◆ **Отрывок**
= = =

Здесь домик был. Недавно разобрали
верх на дрова. Лишь каменного низа
остался грубый остов...
Эти стихи предвосхитили распад семейного домика самого Ходасевича. Летом 1922 года он встречает молодую писательницу Нину Берберову, которая станет его третьей женой.
Он ничего не мог поделать с этим чувством:
Должно быть, это мой позор,
но что же, если вот —
душа, всему наперекор,
поёт, поёт, поёт?
Ходасевич дарит Берберовой свою новую книгу "Путём зерна" с надписью: "Нине Николаевне. 1922. Начало весны".
Да, для них, решивших что будут вместе, это действительно было началом весны, новой жизни, началом тёплого счастливого времени, когда прорастают зёрна и удержать их невозможно. Но для законной жены поэта Анны Ивановны это было не началом, а концом, трагической развязкой, близость которой она чуяла и умоляла сказать ей правду. Однако Ходасевич не нашёл для неё этих горьких, но честных слов. Он уехал с Берберовой за границу тайно, посылая жене с дороги (якобы из командировки), телеграммы о том, что скоро будет, чтобы та не верила сплетням и пекла к его приезду его любимый яблочный пирог. Это были необходимые меры конспирации, чтобы не узнали раньше времени, не помешали отъезду. Всё так, но... Всё же по отношению к Анне его поступок был бесчеловечен. Уехать навсегда, не простившись, не объяснившись, не попросив прощения за своё предательство...
Анна никогда не держала на Ходасевича зла, не сказав ему ни слова упрёка. Она дожила до хрущёвской оттепели, сохранив архив поэта и сделав всё возможное, чтобы творчество её мужа, сбежавшего к другой женщине, не забылось на Родине.( В этом году исполнилось 125 лет со дня её рождения, и это лишний повод вспомнить её сегодня добрым словом).
Почему поэт уехал тогда с 20-летней красавицей Ниной Берберовой, а не с ней, столько сделавшей для него в самое трудное время? Ответа нет. Саму Берберову это тоже удивляло: "Меня поразило, — писала она в воспоминаниях, — что он сматывается втихаря от женщины, с которой провёл все тяжёлые годы и которую называл женой". Судя по всему, трагедия Ходасевича была глубже внешнего зла — он знал, что частица зла мирового сокрыта и в нём самом.
Из его стихов, написанных в Берлине:
О чём? Забыл. Непостижимо.
Как можно жить в тоске такой!
Он вскакивает. Мимо, мимо,
на ветер, на берег морской!
Колышется его просторный
пиджак — и, подавляя стон,
пред европейской ночью чёрной
заламывает руки он.
("Европейская ночь")
Кажется, что он это пишет о себе. Тогда, весной 22-го, Ходасевич сказал своей юной невесте на их первом свидании, что у него теперь две задачи в жизни: быть с ней вместе и — уцелеть. Задачи были успешно решены: Россия осталась в кошмарном прошлом, рядом — любимая женщина, новые страны, знакомства, встречи, жизнь — с чистого листа... Но что-то мешало быть счастливым.
Душа!Тебе до боли тесно
здесь, в опозоренной груди.
Ищи отрады поднебесной,
а вниз, на землю, не гляди.

= = =

(Данные о расположении элементов)
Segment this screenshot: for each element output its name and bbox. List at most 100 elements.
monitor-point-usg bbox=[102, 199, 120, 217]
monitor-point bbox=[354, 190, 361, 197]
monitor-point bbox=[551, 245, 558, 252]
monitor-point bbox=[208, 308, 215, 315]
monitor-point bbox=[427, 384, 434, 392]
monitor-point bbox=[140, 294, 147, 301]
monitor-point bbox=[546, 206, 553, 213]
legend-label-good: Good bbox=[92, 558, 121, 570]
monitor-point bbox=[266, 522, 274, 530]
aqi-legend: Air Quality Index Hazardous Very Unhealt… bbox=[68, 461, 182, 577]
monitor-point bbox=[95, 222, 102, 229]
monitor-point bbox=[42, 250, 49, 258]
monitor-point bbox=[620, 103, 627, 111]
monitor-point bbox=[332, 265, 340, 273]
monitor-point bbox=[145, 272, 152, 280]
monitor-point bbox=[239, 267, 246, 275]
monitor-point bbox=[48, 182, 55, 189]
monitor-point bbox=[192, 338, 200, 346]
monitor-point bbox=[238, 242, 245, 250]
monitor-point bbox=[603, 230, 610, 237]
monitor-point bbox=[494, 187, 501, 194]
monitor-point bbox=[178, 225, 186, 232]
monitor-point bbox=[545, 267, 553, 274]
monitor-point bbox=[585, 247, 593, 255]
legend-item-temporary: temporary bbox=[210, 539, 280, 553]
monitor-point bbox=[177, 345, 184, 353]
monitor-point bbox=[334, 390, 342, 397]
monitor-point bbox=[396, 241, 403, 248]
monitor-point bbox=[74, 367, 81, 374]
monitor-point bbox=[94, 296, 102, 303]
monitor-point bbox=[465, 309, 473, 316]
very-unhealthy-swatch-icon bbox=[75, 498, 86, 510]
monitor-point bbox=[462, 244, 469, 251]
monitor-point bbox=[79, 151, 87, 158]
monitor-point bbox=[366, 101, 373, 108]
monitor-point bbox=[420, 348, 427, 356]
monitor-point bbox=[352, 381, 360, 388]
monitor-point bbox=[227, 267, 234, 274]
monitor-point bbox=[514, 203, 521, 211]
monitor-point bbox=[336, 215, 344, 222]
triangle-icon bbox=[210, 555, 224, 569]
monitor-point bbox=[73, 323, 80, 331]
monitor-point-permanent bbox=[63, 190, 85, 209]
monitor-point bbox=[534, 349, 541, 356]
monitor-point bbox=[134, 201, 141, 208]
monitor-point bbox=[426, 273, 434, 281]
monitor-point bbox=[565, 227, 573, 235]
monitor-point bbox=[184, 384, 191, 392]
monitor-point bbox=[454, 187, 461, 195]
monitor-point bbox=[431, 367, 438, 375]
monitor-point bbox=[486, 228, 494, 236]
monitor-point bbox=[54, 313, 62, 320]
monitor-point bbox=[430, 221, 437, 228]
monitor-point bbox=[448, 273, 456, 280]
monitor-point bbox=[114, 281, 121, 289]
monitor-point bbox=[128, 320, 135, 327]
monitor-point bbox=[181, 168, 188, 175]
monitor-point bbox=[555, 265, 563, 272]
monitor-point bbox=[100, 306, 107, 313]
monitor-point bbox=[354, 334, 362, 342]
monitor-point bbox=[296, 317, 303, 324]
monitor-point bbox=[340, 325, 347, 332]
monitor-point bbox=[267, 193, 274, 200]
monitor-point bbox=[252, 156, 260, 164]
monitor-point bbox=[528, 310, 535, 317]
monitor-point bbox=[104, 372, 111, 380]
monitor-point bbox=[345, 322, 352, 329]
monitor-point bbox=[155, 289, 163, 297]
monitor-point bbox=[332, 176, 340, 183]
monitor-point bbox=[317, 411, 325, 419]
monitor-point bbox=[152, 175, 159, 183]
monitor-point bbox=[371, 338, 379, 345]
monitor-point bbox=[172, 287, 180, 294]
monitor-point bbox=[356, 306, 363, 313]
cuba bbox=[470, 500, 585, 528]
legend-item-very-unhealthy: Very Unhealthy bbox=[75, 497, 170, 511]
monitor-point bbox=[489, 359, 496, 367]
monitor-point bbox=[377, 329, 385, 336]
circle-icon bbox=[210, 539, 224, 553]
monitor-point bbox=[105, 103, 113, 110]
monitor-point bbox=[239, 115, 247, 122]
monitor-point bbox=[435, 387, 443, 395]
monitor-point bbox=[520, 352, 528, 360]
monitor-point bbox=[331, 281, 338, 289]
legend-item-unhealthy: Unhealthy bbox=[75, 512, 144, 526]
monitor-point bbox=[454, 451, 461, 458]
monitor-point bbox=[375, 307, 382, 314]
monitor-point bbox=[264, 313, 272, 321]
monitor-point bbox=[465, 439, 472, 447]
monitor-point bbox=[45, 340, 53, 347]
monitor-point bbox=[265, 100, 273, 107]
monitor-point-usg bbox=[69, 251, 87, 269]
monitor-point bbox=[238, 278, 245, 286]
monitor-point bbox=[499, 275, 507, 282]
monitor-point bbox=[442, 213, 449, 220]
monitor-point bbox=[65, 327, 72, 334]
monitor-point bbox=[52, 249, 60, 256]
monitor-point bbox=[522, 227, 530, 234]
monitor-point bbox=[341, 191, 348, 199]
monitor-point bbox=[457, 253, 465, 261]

= = =

◆ **Задания**
A. Верните без изменений записи от самой первой строки до строки с "monitor-point bbox=[396, 241, 403, 248]" включительно.
B. Продолжите текст о Ходасевиче, начав сразу после его последней строки.

◆ **Ответы к заданиям**
A.
Segment this screenshot: for each element output its name and bbox. List at most 100 elements.
monitor-point-usg bbox=[102, 199, 120, 217]
monitor-point bbox=[354, 190, 361, 197]
monitor-point bbox=[551, 245, 558, 252]
monitor-point bbox=[208, 308, 215, 315]
monitor-point bbox=[427, 384, 434, 392]
monitor-point bbox=[140, 294, 147, 301]
monitor-point bbox=[546, 206, 553, 213]
legend-label-good: Good bbox=[92, 558, 121, 570]
monitor-point bbox=[266, 522, 274, 530]
aqi-legend: Air Quality Index Hazardous Very Unhealt… bbox=[68, 461, 182, 577]
monitor-point bbox=[95, 222, 102, 229]
monitor-point bbox=[42, 250, 49, 258]
monitor-point bbox=[620, 103, 627, 111]
monitor-point bbox=[332, 265, 340, 273]
monitor-point bbox=[145, 272, 152, 280]
monitor-point bbox=[239, 267, 246, 275]
monitor-point bbox=[48, 182, 55, 189]
monitor-point bbox=[192, 338, 200, 346]
monitor-point bbox=[238, 242, 245, 250]
monitor-point bbox=[603, 230, 610, 237]
monitor-point bbox=[494, 187, 501, 194]
monitor-point bbox=[178, 225, 186, 232]
monitor-point bbox=[545, 267, 553, 274]
monitor-point bbox=[585, 247, 593, 255]
legend-item-temporary: temporary bbox=[210, 539, 280, 553]
monitor-point bbox=[177, 345, 184, 353]
monitor-point bbox=[334, 390, 342, 397]
monitor-point bbox=[396, 241, 403, 248]

B.
Там, с оставшейся далеко внизу земли смотрели на него ничего не понимающие, доверчиво распахнутые глаза брошенной Ани, которая продолжала с надеждой печь его любимый яблочный пирог: а вдруг правда вернётся?
Пробочка над крепким йодом!
Как ты скоро перетлела.
Так вот и душа незримо
жжёт и разъедает тело.
портрет В. Ходасевича работы Ю. Анненкова
Душа, память, совесть стали неодолимым препятствием к счастью.
Мне каждый звук терзает слух,
и каждый луч глазам несносен.
Прорезываться начал дух,
как зуб из-за припухших дёсен.
Прорежется — и сбросит прочь
изношенную оболочку.
Тысячеокий — канет в ночь,
не в эту серенькую ночку.
А я останусь тут лежать —
банкир, заколотый апашем, —
руками рану зажимать,
кричать и биться в мире вашем.
("Из дневника")
Леди долго руки мыла,
Леди крепко руки терла.
Эта леди не забыла
Окровавленного горла.
Леди, леди! Вы как птица
Бьетесь на бессонном ложе.
Триста лет уж вам не спится -
Мне лет шесть не спится тоже.
Из воспоминаний Анны Чулковой: «В ответ на мое письмо получила телеграмму: "Вернусь четверг или пятницу".
Мы жили на углу Невского и Мойки, и из нашего окна был виден почти весь Невский. Я простояла оба утра четверга и пятницы у окна, надеясь увидать Владю едущим на извозчике с вокзала. В пятницу за этим занятием меня застала Надя Павлович и сказала мне: "Ты напрасно ждешь, он не приедет". Я ей на это показала телеграмму, но она повторяла: "Он не приедет". Она была права. Через два дня я получила письмо, написанное с дороги за границу. Он выехал из Москвы в среду. Письмо было короткое. Начиналось оно так: "Моя вина перед тобой так велика, что я не смею даже просить прощения".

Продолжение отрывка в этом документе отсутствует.